→ Task
Reproduce all of the material word for word.

[Figure collection entries]
* * * *

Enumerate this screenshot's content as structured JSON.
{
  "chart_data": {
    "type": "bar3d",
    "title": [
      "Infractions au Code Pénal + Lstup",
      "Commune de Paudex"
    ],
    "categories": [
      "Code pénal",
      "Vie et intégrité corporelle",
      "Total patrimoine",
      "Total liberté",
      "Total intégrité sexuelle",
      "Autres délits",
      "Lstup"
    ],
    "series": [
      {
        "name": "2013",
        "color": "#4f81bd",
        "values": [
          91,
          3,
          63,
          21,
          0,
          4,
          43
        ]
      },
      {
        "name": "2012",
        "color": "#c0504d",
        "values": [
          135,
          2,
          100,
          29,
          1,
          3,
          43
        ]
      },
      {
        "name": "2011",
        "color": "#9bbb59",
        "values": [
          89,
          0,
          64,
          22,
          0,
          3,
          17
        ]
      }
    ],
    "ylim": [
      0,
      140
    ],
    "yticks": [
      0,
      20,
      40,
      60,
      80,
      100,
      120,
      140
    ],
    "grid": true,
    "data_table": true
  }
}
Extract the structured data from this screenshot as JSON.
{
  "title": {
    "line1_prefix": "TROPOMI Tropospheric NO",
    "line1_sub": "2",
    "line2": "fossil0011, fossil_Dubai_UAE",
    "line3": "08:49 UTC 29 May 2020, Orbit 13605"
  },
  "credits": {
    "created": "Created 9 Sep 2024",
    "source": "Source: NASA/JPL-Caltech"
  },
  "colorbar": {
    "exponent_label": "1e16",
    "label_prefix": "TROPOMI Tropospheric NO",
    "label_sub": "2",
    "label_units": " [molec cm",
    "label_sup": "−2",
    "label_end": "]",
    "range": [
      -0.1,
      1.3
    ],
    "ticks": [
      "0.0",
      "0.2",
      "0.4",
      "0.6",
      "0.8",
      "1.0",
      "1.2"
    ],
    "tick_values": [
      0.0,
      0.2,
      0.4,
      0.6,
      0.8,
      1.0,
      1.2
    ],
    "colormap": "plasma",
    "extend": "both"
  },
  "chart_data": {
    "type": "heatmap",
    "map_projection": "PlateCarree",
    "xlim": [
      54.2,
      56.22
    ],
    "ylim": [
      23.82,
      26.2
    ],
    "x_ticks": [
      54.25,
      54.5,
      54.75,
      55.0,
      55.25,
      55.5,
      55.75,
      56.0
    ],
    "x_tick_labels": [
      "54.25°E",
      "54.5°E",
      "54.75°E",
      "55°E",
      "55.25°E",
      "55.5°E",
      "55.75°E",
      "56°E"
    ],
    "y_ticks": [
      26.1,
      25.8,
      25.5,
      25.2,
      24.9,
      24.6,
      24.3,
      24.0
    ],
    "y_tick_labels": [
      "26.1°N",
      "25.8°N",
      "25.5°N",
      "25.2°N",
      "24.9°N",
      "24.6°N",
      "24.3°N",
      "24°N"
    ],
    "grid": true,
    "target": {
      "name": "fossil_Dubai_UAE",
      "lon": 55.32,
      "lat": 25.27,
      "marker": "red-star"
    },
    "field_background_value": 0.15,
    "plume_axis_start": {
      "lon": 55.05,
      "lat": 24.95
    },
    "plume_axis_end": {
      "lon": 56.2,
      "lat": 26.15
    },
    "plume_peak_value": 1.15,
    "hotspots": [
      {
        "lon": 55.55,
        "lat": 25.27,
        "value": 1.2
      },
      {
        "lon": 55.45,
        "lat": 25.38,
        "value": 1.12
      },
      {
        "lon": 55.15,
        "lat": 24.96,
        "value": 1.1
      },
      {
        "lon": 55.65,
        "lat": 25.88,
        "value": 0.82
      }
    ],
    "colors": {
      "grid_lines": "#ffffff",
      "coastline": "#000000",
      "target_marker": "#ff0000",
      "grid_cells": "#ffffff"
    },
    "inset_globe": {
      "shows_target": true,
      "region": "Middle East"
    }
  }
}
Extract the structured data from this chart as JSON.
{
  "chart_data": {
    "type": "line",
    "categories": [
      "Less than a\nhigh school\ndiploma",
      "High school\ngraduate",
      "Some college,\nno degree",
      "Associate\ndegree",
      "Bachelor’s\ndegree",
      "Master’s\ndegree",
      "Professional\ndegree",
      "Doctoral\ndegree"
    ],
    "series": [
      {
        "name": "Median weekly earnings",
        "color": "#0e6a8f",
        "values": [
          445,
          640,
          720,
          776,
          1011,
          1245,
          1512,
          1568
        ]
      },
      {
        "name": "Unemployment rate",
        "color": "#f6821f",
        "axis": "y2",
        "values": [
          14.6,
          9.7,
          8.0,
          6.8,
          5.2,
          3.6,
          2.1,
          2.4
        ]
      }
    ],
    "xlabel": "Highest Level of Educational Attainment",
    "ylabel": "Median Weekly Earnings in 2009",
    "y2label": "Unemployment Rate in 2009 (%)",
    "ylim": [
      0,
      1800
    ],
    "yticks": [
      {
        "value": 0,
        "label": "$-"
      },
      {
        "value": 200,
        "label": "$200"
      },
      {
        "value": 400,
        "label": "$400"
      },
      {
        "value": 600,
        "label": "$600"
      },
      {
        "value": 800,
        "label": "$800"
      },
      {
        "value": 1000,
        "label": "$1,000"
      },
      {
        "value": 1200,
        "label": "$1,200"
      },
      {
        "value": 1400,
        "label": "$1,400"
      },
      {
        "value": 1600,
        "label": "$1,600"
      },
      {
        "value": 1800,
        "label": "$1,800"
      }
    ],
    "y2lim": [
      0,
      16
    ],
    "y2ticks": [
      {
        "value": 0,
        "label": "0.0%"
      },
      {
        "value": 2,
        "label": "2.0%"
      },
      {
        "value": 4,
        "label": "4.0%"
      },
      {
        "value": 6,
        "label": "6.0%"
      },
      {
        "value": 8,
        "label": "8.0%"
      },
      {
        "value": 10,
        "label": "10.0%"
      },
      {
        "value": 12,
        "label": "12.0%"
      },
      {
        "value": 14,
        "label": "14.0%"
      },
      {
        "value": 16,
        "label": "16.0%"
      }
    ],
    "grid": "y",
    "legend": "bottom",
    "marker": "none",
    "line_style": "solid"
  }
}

* * * *

→ Task solution
Enumerate this screenshot's content as structured JSON.
{
  "chart_data": {
    "type": "bar3d",
    "title": [
      "Infractions au Code Pénal + Lstup",
      "Commune de Paudex"
    ],
    "categories": [
      "Code pénal",
      "Vie et intégrité corporelle",
      "Total patrimoine",
      "Total liberté",
      "Total intégrité sexuelle",
      "Autres délits",
      "Lstup"
    ],
    "series": [
      {
        "name": "2013",
        "color": "#4f81bd",
        "values": [
          91,
          3,
          63,
          21,
          0,
          4,
          43
        ]
      },
      {
        "name": "2012",
        "color": "#c0504d",
        "values": [
          135,
          2,
          100,
          29,
          1,
          3,
          43
        ]
      },
      {
        "name": "2011",
        "color": "#9bbb59",
        "values": [
          89,
          0,
          64,
          22,
          0,
          3,
          17
        ]
      }
    ],
    "ylim": [
      0,
      140
    ],
    "yticks": [
      0,
      20,
      40,
      60,
      80,
      100,
      120,
      140
    ],
    "grid": true,
    "data_table": true
  }
}
Extract the structured data from this screenshot as JSON.
{
  "title": {
    "line1_prefix": "TROPOMI Tropospheric NO",
    "line1_sub": "2",
    "line2": "fossil0011, fossil_Dubai_UAE",
    "line3": "08:49 UTC 29 May 2020, Orbit 13605"
  },
  "credits": {
    "created": "Created 9 Sep 2024",
    "source": "Source: NASA/JPL-Caltech"
  },
  "colorbar": {
    "exponent_label": "1e16",
    "label_prefix": "TROPOMI Tropospheric NO",
    "label_sub": "2",
    "label_units": " [molec cm",
    "label_sup": "−2",
    "label_end": "]",
    "range": [
      -0.1,
      1.3
    ],
    "ticks": [
      "0.0",
      "0.2",
      "0.4",
      "0.6",
      "0.8",
      "1.0",
      "1.2"
    ],
    "tick_values": [
      0.0,
      0.2,
      0.4,
      0.6,
      0.8,
      1.0,
      1.2
    ],
    "colormap": "plasma",
    "extend": "both"
  },
  "chart_data": {
    "type": "heatmap",
    "map_projection": "PlateCarree",
    "xlim": [
      54.2,
      56.22
    ],
    "ylim": [
      23.82,
      26.2
    ],
    "x_ticks": [
      54.25,
      54.5,
      54.75,
      55.0,
      55.25,
      55.5,
      55.75,
      56.0
    ],
    "x_tick_labels": [
      "54.25°E",
      "54.5°E",
      "54.75°E",
      "55°E",
      "55.25°E",
      "55.5°E",
      "55.75°E",
      "56°E"
    ],
    "y_ticks": [
      26.1,
      25.8,
      25.5,
      25.2,
      24.9,
      24.6,
      24.3,
      24.0
    ],
    "y_tick_labels": [
      "26.1°N",
      "25.8°N",
      "25.5°N",
      "25.2°N",
      "24.9°N",
      "24.6°N",
      "24.3°N",
      "24°N"
    ],
    "grid": true,
    "target": {
      "name": "fossil_Dubai_UAE",
      "lon": 55.32,
      "lat": 25.27,
      "marker": "red-star"
    },
    "field_background_value": 0.15,
    "plume_axis_start": {
      "lon": 55.05,
      "lat": 24.95
    },
    "plume_axis_end": {
      "lon": 56.2,
      "lat": 26.15
    },
    "plume_peak_value": 1.15,
    "hotspots": [
      {
        "lon": 55.55,
        "lat": 25.27,
        "value": 1.2
      },
      {
        "lon": 55.45,
        "lat": 25.38,
        "value": 1.12
      },
      {
        "lon": 55.15,
        "lat": 24.96,
        "value": 1.1
      },
      {
        "lon": 55.65,
        "lat": 25.88,
        "value": 0.82
      }
    ],
    "colors": {
      "grid_lines": "#ffffff",
      "coastline": "#000000",
      "target_marker": "#ff0000",
      "grid_cells": "#ffffff"
    },
    "inset_globe": {
      "shows_target": true,
      "region": "Middle East"
    }
  }
}
Extract the structured data from this chart as JSON.
{
  "chart_data": {
    "type": "line",
    "categories": [
      "Less than a\nhigh school\ndiploma",
      "High school\ngraduate",
      "Some college,\nno degree",
      "Associate\ndegree",
      "Bachelor’s\ndegree",
      "Master’s\ndegree",
      "Professional\ndegree",
      "Doctoral\ndegree"
    ],
    "series": [
      {
        "name": "Median weekly earnings",
        "color": "#0e6a8f",
        "values": [
          445,
          640,
          720,
          776,
          1011,
          1245,
          1512,
          1568
        ]
      },
      {
        "name": "Unemployment rate",
        "color": "#f6821f",
        "axis": "y2",
        "values": [
          14.6,
          9.7,
          8.0,
          6.8,
          5.2,
          3.6,
          2.1,
          2.4
        ]
      }
    ],
    "xlabel": "Highest Level of Educational Attainment",
    "ylabel": "Median Weekly Earnings in 2009",
    "y2label": "Unemployment Rate in 2009 (%)",
    "ylim": [
      0,
      1800
    ],
    "yticks": [
      {
        "value": 0,
        "label": "$-"
      },
      {
        "value": 200,
        "label": "$200"
      },
      {
        "value": 400,
        "label": "$400"
      },
      {
        "value": 600,
        "label": "$600"
      },
      {
        "value": 800,
        "label": "$800"
      },
      {
        "value": 1000,
        "label": "$1,000"
      },
      {
        "value": 1200,
        "label": "$1,200"
      },
      {
        "value": 1400,
        "label": "$1,400"
      },
      {
        "value": 1600,
        "label": "$1,600"
      },
      {
        "value": 1800,
        "label": "$1,800"
      }
    ],
    "y2lim": [
      0,
      16
    ],
    "y2ticks": [
      {
        "value": 0,
        "label": "0.0%"
      },
      {
        "value": 2,
        "label": "2.0%"
      },
      {
        "value": 4,
        "label": "4.0%"
      },
      {
        "value": 6,
        "label": "6.0%"
      },
      {
        "value": 8,
        "label": "8.0%"
      },
      {
        "value": 10,
        "label": "10.0%"
      },
      {
        "value": 12,
        "label": "12.0%"
      },
      {
        "value": 14,
        "label": "14.0%"
      },
      {
        "value": 16,
        "label": "16.0%"
      }
    ],
    "grid": "y",
    "legend": "bottom",
    "marker": "none",
    "line_style": "solid"
  }
}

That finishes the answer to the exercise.